## Exercise instructions
Extract the complete data exactly as given.

## Start Record set

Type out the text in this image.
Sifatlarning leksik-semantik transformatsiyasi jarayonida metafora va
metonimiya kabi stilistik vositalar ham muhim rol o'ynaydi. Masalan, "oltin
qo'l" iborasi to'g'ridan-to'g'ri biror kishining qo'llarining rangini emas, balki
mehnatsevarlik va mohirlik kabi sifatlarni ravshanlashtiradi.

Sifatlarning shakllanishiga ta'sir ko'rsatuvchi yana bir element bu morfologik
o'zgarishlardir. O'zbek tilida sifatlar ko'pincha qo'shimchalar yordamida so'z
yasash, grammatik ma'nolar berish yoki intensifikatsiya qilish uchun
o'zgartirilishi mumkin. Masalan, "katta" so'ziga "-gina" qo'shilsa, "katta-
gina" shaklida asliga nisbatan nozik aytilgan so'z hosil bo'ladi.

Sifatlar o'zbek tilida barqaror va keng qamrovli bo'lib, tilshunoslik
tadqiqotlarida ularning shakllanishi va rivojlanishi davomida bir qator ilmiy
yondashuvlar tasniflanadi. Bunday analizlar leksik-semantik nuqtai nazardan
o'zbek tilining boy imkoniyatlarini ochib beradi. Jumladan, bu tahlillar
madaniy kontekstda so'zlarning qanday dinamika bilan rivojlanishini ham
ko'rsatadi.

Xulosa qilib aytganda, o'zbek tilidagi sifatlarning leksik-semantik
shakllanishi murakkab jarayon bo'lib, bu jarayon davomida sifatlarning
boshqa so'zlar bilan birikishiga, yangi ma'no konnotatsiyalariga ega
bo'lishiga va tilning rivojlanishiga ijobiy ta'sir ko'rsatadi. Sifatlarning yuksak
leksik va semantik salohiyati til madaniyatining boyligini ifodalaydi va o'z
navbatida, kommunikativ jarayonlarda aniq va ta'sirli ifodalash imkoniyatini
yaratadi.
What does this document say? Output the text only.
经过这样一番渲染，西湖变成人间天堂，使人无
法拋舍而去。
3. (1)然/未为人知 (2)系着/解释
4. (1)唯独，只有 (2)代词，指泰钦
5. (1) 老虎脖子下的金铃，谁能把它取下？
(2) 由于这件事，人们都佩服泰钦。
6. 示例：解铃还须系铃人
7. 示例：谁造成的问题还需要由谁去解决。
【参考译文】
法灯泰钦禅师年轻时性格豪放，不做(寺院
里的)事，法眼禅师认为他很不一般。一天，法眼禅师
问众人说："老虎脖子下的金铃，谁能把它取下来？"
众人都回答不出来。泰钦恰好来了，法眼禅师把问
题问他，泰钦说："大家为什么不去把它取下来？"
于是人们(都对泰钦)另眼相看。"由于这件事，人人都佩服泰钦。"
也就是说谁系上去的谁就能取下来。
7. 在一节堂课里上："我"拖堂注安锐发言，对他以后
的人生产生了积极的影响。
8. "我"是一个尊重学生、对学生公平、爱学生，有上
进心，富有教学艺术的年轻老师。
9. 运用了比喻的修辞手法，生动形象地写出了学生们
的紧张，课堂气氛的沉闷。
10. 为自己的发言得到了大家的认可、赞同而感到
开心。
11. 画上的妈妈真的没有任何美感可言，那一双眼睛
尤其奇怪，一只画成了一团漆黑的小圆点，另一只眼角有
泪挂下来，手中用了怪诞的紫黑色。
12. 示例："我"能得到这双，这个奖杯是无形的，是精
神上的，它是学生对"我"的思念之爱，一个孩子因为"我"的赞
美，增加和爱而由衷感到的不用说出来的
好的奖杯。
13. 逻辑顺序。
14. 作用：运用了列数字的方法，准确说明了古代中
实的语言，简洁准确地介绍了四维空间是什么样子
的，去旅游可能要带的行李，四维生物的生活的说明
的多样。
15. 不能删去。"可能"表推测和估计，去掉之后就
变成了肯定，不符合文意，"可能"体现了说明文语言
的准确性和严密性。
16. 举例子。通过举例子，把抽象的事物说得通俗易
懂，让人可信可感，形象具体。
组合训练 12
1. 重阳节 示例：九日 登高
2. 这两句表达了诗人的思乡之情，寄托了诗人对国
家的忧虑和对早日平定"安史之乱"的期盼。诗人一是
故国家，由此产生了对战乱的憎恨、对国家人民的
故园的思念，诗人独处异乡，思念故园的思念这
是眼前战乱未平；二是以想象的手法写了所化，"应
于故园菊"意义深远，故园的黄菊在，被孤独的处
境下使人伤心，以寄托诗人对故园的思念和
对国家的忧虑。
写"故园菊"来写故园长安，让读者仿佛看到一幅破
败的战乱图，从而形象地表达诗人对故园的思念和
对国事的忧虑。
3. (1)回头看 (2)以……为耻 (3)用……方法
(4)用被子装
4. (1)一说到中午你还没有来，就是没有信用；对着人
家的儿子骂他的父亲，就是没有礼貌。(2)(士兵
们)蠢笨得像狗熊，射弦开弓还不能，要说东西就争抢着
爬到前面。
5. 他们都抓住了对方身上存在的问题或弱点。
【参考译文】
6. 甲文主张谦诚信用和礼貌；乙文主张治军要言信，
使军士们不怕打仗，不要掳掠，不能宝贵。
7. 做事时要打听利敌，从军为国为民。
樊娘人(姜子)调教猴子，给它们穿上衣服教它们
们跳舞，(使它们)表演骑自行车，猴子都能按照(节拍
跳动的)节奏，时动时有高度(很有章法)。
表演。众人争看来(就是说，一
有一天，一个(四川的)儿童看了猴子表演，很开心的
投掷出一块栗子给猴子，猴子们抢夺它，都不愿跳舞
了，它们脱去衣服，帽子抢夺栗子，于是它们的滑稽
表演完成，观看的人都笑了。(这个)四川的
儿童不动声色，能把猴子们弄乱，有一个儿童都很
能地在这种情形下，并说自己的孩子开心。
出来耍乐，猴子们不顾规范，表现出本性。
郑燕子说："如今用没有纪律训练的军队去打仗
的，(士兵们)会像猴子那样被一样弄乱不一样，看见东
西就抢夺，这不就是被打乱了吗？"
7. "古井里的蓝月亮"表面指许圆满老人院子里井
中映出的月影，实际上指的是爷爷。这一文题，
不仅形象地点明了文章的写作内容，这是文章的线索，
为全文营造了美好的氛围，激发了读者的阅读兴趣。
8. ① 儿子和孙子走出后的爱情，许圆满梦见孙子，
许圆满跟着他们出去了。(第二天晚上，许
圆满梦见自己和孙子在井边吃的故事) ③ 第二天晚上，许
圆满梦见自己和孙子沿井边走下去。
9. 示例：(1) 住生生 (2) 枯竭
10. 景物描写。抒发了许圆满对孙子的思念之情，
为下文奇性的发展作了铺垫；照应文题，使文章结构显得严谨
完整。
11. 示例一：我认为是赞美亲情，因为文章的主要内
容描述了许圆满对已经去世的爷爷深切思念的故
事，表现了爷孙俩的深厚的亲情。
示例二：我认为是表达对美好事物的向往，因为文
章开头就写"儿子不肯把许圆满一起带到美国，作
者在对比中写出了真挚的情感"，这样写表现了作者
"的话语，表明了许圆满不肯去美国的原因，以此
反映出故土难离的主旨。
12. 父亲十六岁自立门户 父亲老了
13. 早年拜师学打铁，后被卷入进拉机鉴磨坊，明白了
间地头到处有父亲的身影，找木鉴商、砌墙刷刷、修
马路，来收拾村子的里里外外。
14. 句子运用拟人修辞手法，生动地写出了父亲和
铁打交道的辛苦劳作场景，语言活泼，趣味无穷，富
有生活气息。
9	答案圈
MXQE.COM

## End Record set

## The result
Type out the text in this image.
Sifatlarning leksik-semantik transformatsiyasi jarayonida metafora va
metonimiya kabi stilistik vositalar ham muhim rol o'ynaydi. Masalan, "oltin
qo'l" iborasi to'g'ridan-to'g'ri biror kishining qo'llarining rangini emas, balki
mehnatsevarlik va mohirlik kabi sifatlarni ravshanlashtiradi.

Sifatlarning shakllanishiga ta'sir ko'rsatuvchi yana bir element bu morfologik
o'zgarishlardir. O'zbek tilida sifatlar ko'pincha qo'shimchalar yordamida so'z
yasash, grammatik ma'nolar berish yoki intensifikatsiya qilish uchun
o'zgartirilishi mumkin. Masalan, "katta" so'ziga "-gina" qo'shilsa, "katta-
gina" shaklida asliga nisbatan nozik aytilgan so'z hosil bo'ladi.

Sifatlar o'zbek tilida barqaror va keng qamrovli bo'lib, tilshunoslik
tadqiqotlarida ularning shakllanishi va rivojlanishi davomida bir qator ilmiy
yondashuvlar tasniflanadi. Bunday analizlar leksik-semantik nuqtai nazardan
o'zbek tilining boy imkoniyatlarini ochib beradi. Jumladan, bu tahlillar
madaniy kontekstda so'zlarning qanday dinamika bilan rivojlanishini ham
ko'rsatadi.

Xulosa qilib aytganda, o'zbek tilidagi sifatlarning leksik-semantik
shakllanishi murakkab jarayon bo'lib, bu jarayon davomida sifatlarning
boshqa so'zlar bilan birikishiga, yangi ma'no konnotatsiyalariga ega
bo'lishiga va tilning rivojlanishiga ijobiy ta'sir ko'rsatadi. Sifatlarning yuksak
leksik va semantik salohiyati til madaniyatining boyligini ifodalaydi va o'z
navbatida, kommunikativ jarayonlarda aniq va ta'sirli ifodalash imkoniyatini
yaratadi.
What does this document say? Output the text only.
经过这样一番渲染，西湖变成人间天堂，使人无
法拋舍而去。
3. (1)然/未为人知 (2)系着/解释
4. (1)唯独，只有 (2)代词，指泰钦
5. (1) 老虎脖子下的金铃，谁能把它取下？
(2) 由于这件事，人们都佩服泰钦。
6. 示例：解铃还须系铃人
7. 示例：谁造成的问题还需要由谁去解决。
【参考译文】
法灯泰钦禅师年轻时性格豪放，不做(寺院
里的)事，法眼禅师认为他很不一般。一天，法眼禅师
问众人说："老虎脖子下的金铃，谁能把它取下来？"
众人都回答不出来。泰钦恰好来了，法眼禅师把问
题问他，泰钦说："大家为什么不去把它取下来？"
于是人们(都对泰钦)另眼相看。"由于这件事，人人都佩服泰钦。"
也就是说谁系上去的谁就能取下来。
7. 在一节堂课里上："我"拖堂注安锐发言，对他以后
的人生产生了积极的影响。
8. "我"是一个尊重学生、对学生公平、爱学生，有上
进心，富有教学艺术的年轻老师。
9. 运用了比喻的修辞手法，生动形象地写出了学生们
的紧张，课堂气氛的沉闷。
10. 为自己的发言得到了大家的认可、赞同而感到
开心。
11. 画上的妈妈真的没有任何美感可言，那一双眼睛
尤其奇怪，一只画成了一团漆黑的小圆点，另一只眼角有
泪挂下来，手中用了怪诞的紫黑色。
12. 示例："我"能得到这双，这个奖杯是无形的，是精
神上的，它是学生对"我"的思念之爱，一个孩子因为"我"的赞
美，增加和爱而由衷感到的不用说出来的
好的奖杯。
13. 逻辑顺序。
14. 作用：运用了列数字的方法，准确说明了古代中
实的语言，简洁准确地介绍了四维空间是什么样子
的，去旅游可能要带的行李，四维生物的生活的说明
的多样。
15. 不能删去。"可能"表推测和估计，去掉之后就
变成了肯定，不符合文意，"可能"体现了说明文语言
的准确性和严密性。
16. 举例子。通过举例子，把抽象的事物说得通俗易
懂，让人可信可感，形象具体。
组合训练 12
1. 重阳节 示例：九日 登高
2. 这两句表达了诗人的思乡之情，寄托了诗人对国
家的忧虑和对早日平定"安史之乱"的期盼。诗人一是
故国家，由此产生了对战乱的憎恨、对国家人民的
故园的思念，诗人独处异乡，思念故园的思念这
是眼前战乱未平；二是以想象的手法写了所化，"应
于故园菊"意义深远，故园的黄菊在，被孤独的处
境下使人伤心，以寄托诗人对故园的思念和
对国家的忧虑。
写"故园菊"来写故园长安，让读者仿佛看到一幅破
败的战乱图，从而形象地表达诗人对故园的思念和
对国事的忧虑。
3. (1)回头看 (2)以……为耻 (3)用……方法
(4)用被子装
4. (1)一说到中午你还没有来，就是没有信用；对着人
家的儿子骂他的父亲，就是没有礼貌。(2)(士兵
们)蠢笨得像狗熊，射弦开弓还不能，要说东西就争抢着
爬到前面。
5. 他们都抓住了对方身上存在的问题或弱点。
【参考译文】
6. 甲文主张谦诚信用和礼貌；乙文主张治军要言信，
使军士们不怕打仗，不要掳掠，不能宝贵。
7. 做事时要打听利敌，从军为国为民。
樊娘人(姜子)调教猴子，给它们穿上衣服教它们
们跳舞，(使它们)表演骑自行车，猴子都能按照(节拍
跳动的)节奏，时动时有高度(很有章法)。
表演。众人争看来(就是说，一
有一天，一个(四川的)儿童看了猴子表演，很开心的
投掷出一块栗子给猴子，猴子们抢夺它，都不愿跳舞
了，它们脱去衣服，帽子抢夺栗子，于是它们的滑稽
表演完成，观看的人都笑了。(这个)四川的
儿童不动声色，能把猴子们弄乱，有一个儿童都很
能地在这种情形下，并说自己的孩子开心。
出来耍乐，猴子们不顾规范，表现出本性。
郑燕子说："如今用没有纪律训练的军队去打仗
的，(士兵们)会像猴子那样被一样弄乱不一样，看见东
西就抢夺，这不就是被打乱了吗？"
7. "古井里的蓝月亮"表面指许圆满老人院子里井
中映出的月影，实际上指的是爷爷。这一文题，
不仅形象地点明了文章的写作内容，这是文章的线索，
为全文营造了美好的氛围，激发了读者的阅读兴趣。
8. ① 儿子和孙子走出后的爱情，许圆满梦见孙子，
许圆满跟着他们出去了。(第二天晚上，许
圆满梦见自己和孙子在井边吃的故事) ③ 第二天晚上，许
圆满梦见自己和孙子沿井边走下去。
9. 示例：(1) 住生生 (2) 枯竭
10. 景物描写。抒发了许圆满对孙子的思念之情，
为下文奇性的发展作了铺垫；照应文题，使文章结构显得严谨
完整。
11. 示例一：我认为是赞美亲情，因为文章的主要内
容描述了许圆满对已经去世的爷爷深切思念的故
事，表现了爷孙俩的深厚的亲情。
示例二：我认为是表达对美好事物的向往，因为文
章开头就写"儿子不肯把许圆满一起带到美国，作
者在对比中写出了真挚的情感"，这样写表现了作者
"的话语，表明了许圆满不肯去美国的原因，以此
反映出故土难离的主旨。
12. 父亲十六岁自立门户 父亲老了
13. 早年拜师学打铁，后被卷入进拉机鉴磨坊，明白了
间地头到处有父亲的身影，找木鉴商、砌墙刷刷、修
马路，来收拾村子的里里外外。
14. 句子运用拟人修辞手法，生动地写出了父亲和
铁打交道的辛苦劳作场景，语言活泼，趣味无穷，富
有生活气息。
9	答案圈
MXQE.COM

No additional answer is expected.